____ Data for this task

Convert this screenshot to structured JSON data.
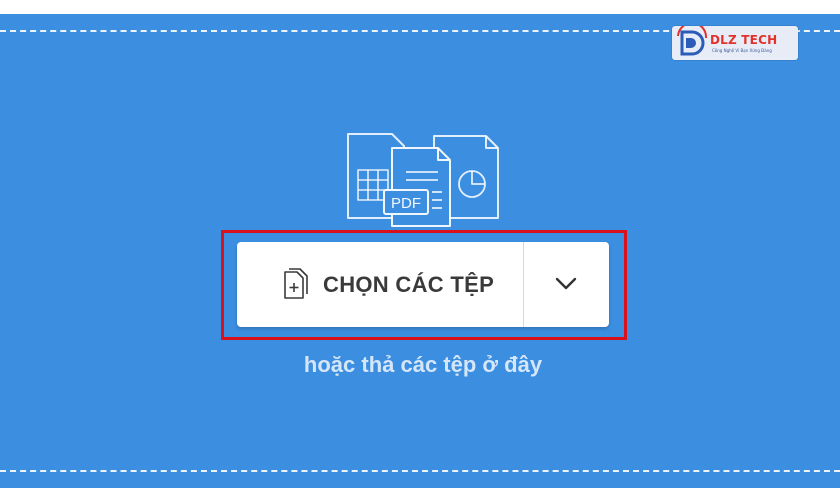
{
  "brand": {
    "name": "DLZ TECH",
    "tagline": "Công Nghệ Vì Bạn Xứng Đáng",
    "logo_icon": "dlz-logo-icon"
  },
  "illustration": {
    "icon": "file-types-icon",
    "pdf_label": "PDF"
  },
  "upload": {
    "choose_files_label": "CHỌN CÁC TỆP",
    "choose_files_icon": "file-add-icon",
    "dropdown_icon": "chevron-down-icon",
    "drop_hint": "hoặc thả các tệp ở đây"
  },
  "colors": {
    "background": "#3b8ee0",
    "highlight": "#d9111d",
    "button": "#ffffff",
    "button_text": "#3a3a3a"
  }
}
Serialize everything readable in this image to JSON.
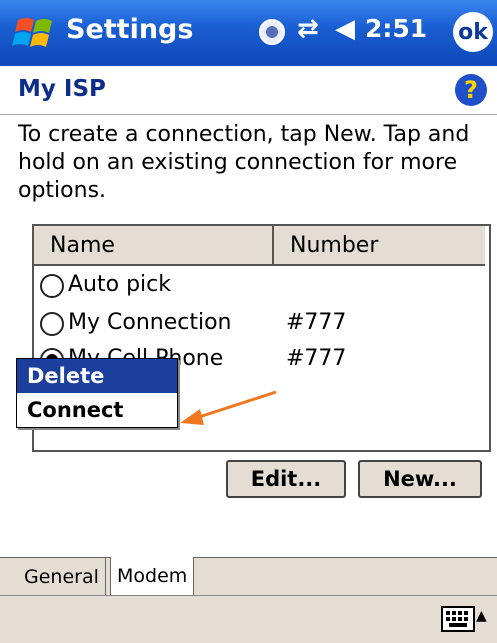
{
  "titlebar": {
    "title": "Settings",
    "clock": "2:51",
    "ok": "ok"
  },
  "heading": {
    "title": "My ISP",
    "help": "?"
  },
  "instructions": "To create a connection, tap New. Tap and hold on an existing connection for more options.",
  "list": {
    "columns": [
      "Name",
      "Number"
    ],
    "rows": [
      {
        "name": "Auto pick",
        "number": "",
        "selected": false
      },
      {
        "name": "My Connection",
        "number": "#777",
        "selected": false
      },
      {
        "name": "My Cell Phone",
        "number": "#777",
        "selected": true
      }
    ]
  },
  "context_menu": {
    "items": [
      "Delete",
      "Connect"
    ]
  },
  "buttons": {
    "edit": "Edit...",
    "new": "New..."
  },
  "tabs": [
    "General",
    "Modem"
  ],
  "colors": {
    "titlebar": "#1a5fd3",
    "accent": "#1c3f9e",
    "annotation_arrow": "#f07820"
  },
  "icons": [
    "windows-start-icon",
    "status-icon",
    "connectivity-icon",
    "volume-icon",
    "help-icon",
    "keyboard-icon"
  ]
}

________

» **Required task**: Images should not appear in the copy; retype the listing above exactly.

» **Answer below**:
Convert this screenshot to structured JSON data.
{
  "brand": {
    "name": "DLZ TECH",
    "tagline": "Công Nghệ Vì Bạn Xứng Đáng",
    "logo_icon": "dlz-logo-icon"
  },
  "illustration": {
    "icon": "file-types-icon",
    "pdf_label": "PDF"
  },
  "upload": {
    "choose_files_label": "CHỌN CÁC TỆP",
    "choose_files_icon": "file-add-icon",
    "dropdown_icon": "chevron-down-icon",
    "drop_hint": "hoặc thả các tệp ở đây"
  },
  "colors": {
    "background": "#3b8ee0",
    "highlight": "#d9111d",
    "button": "#ffffff",
    "button_text": "#3a3a3a"
  }
}
Serialize everything readable in this image to JSON.
{
  "titlebar": {
    "title": "Settings",
    "clock": "2:51",
    "ok": "ok"
  },
  "heading": {
    "title": "My ISP",
    "help": "?"
  },
  "instructions": "To create a connection, tap New. Tap and hold on an existing connection for more options.",
  "list": {
    "columns": [
      "Name",
      "Number"
    ],
    "rows": [
      {
        "name": "Auto pick",
        "number": "",
        "selected": false
      },
      {
        "name": "My Connection",
        "number": "#777",
        "selected": false
      },
      {
        "name": "My Cell Phone",
        "number": "#777",
        "selected": true
      }
    ]
  },
  "context_menu": {
    "items": [
      "Delete",
      "Connect"
    ]
  },
  "buttons": {
    "edit": "Edit...",
    "new": "New..."
  },
  "tabs": [
    "General",
    "Modem"
  ],
  "colors": {
    "titlebar": "#1a5fd3",
    "accent": "#1c3f9e",
    "annotation_arrow": "#f07820"
  },
  "icons": [
    "windows-start-icon",
    "status-icon",
    "connectivity-icon",
    "volume-icon",
    "help-icon",
    "keyboard-icon"
  ]
}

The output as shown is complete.